■ Questions to answer ■
1 - In the passage on the Sydney COVID-19 outbreak, where in the city did the outbreak begin?
2 - Write out the passage on the Sydney COVID-19 outbreak between "The claims that" and "by medical experts.", inclusive.
3 - Continue the passage on the Sydney COVID-19 outbreak from its last sentence.

■ Source passage ■
The claims that the virus can be isolated to the eight working-class LGAs are also a transparent fraud. The outbreak began in the city’s relatively-affluent eastern suburbs, and has since spread through to every area of Sydney. Of today’s infections for instance, 30 were from the central Sydney local health district, 24 are from Nepean Blue Mountains, 13 from South Eastern Sydney and five from Northern Sydney. The localised focus, in addition to scapegoating the working-class for the crisis, is simply to avoid the city and state-wide restrictions demanded by medical experts.
The refusal to implement lockdown measures outside of Sydney, or to enforce a nominal travel ban between the city and regional areas, has resulted in the extension of the crisis elsewhere in NSW. The Upper Hunter and Newcastle areas, several hours north of Sydney, were placed under lockdown yesterday after several infections were detected, followed by 12 more today. COVID-19 fragments have also been found in sewage samples from central NSW, including the towns of Dubbo and Armidale, despite no new cases being detected there.

■ Information ■

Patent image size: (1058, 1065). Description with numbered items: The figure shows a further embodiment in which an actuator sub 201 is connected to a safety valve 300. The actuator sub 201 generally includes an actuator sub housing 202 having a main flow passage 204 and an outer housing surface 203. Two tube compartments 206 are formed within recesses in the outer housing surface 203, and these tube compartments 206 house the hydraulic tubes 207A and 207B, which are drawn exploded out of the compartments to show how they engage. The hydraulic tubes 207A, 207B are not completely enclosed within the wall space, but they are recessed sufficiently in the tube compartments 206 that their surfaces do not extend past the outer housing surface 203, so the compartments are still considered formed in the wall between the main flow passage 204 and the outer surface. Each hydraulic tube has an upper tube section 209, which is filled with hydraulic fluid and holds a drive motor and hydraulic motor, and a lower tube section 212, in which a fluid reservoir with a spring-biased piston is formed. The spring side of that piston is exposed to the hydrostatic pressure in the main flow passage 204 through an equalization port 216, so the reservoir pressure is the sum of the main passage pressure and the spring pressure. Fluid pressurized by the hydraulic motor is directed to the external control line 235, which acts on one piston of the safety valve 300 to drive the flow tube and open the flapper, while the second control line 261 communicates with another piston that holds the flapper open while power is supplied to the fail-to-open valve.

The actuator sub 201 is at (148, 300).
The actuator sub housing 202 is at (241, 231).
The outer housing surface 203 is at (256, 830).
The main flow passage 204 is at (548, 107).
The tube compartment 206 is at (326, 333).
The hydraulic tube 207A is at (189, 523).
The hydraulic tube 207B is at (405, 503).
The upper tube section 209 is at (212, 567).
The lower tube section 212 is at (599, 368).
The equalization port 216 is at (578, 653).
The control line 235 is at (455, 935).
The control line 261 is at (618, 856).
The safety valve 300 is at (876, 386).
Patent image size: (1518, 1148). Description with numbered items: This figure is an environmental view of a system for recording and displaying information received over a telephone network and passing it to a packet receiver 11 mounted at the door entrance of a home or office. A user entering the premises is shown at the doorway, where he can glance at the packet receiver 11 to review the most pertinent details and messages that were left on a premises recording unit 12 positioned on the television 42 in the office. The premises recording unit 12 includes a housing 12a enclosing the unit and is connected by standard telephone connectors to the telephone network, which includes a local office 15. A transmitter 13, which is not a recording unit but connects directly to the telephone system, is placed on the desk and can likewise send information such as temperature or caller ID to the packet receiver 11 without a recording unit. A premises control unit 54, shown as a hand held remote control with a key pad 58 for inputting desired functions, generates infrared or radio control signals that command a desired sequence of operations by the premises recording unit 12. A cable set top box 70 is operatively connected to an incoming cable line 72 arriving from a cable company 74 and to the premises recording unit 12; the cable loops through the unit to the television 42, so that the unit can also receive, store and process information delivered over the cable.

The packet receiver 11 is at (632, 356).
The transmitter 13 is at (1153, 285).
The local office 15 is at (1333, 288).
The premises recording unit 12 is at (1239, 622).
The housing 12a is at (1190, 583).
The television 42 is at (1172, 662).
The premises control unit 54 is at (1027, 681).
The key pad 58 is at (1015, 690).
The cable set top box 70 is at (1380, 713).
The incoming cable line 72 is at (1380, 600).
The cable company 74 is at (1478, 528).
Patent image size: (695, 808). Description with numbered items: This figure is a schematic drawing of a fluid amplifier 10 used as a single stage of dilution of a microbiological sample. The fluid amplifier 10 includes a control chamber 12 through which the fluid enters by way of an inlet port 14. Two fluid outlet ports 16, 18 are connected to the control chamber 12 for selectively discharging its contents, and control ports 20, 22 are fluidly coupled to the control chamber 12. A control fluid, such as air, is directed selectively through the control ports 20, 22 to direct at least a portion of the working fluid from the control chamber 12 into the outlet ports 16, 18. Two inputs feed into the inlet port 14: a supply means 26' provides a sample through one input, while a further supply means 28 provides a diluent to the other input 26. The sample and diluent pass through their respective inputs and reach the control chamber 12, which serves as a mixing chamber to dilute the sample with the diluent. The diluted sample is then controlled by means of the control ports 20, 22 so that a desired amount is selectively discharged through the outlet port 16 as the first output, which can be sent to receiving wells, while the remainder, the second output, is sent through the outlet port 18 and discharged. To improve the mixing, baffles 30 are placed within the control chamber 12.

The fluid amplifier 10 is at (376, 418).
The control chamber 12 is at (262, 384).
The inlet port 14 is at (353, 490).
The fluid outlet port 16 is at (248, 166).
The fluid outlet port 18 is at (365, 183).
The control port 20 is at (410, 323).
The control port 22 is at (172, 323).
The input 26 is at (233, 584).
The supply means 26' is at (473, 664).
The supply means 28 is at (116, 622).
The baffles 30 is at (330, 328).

■ Task answers ■
1 - It began in Sydney's relatively affluent eastern suburbs.

2 -
The claims that the virus can be isolated to the eight working-class LGAs are also a transparent fraud. The outbreak began in the city’s relatively-affluent eastern suburbs, and has since spread through to every area of Sydney. Of today’s infections for instance, 30 were from the central Sydney local health district, 24 are from Nepean Blue Mountains, 13 from South Eastern Sydney and five from Northern Sydney. The localised focus, in addition to scapegoating the working-class for the crisis, is simply to avoid the city and state-wide restrictions demanded by medical experts.

3 -
The NSW government has abandoned any pretence of attempting to eliminate transmission. The official discussion all but accepts that Delta is virtually endemic in Sydney, even though it is less than two months since there were no locally-acquired cases of COVID in the city. The entire focus is on lifting restrictions, including through the recent resumption of construction activity and plans to push year 12 students and teachers into face-to-face teaching.
The government has signalled a planned reopening as soon as woefully-low vaccination levels reach 50 percent of the eligible population. This would account for only around a third of the total population. It would exclude all children under 16 and many young adults, even though they have recorded the highest infection rates.
This threatens to create a full-blown catastrophe. Five deaths were announced yesterday, and another one today, taking the total to 22. Earlier this week, a 27-year-old worker, with no underlying health conditions, died suddenly from COVID in his home. There are currently 304 people in hospital with COVID-19, 50 of them in intensive care and 22 requiring ventilation, meaning the tragic fatalities will continue.
The criminally-negligent official response is not limited to NSW or the Liberal-Nationals. Yesterday, the Victorian Labor government announced a seven-day lockdown, less than a week after previous restrictions were lifted. The reopening was carried out under conditions in which Delta infections were still being recorded, though supposedly among people already in isolation, and involved the resumption of retail, restaurant and gym operations and a return to face-to-face teaching.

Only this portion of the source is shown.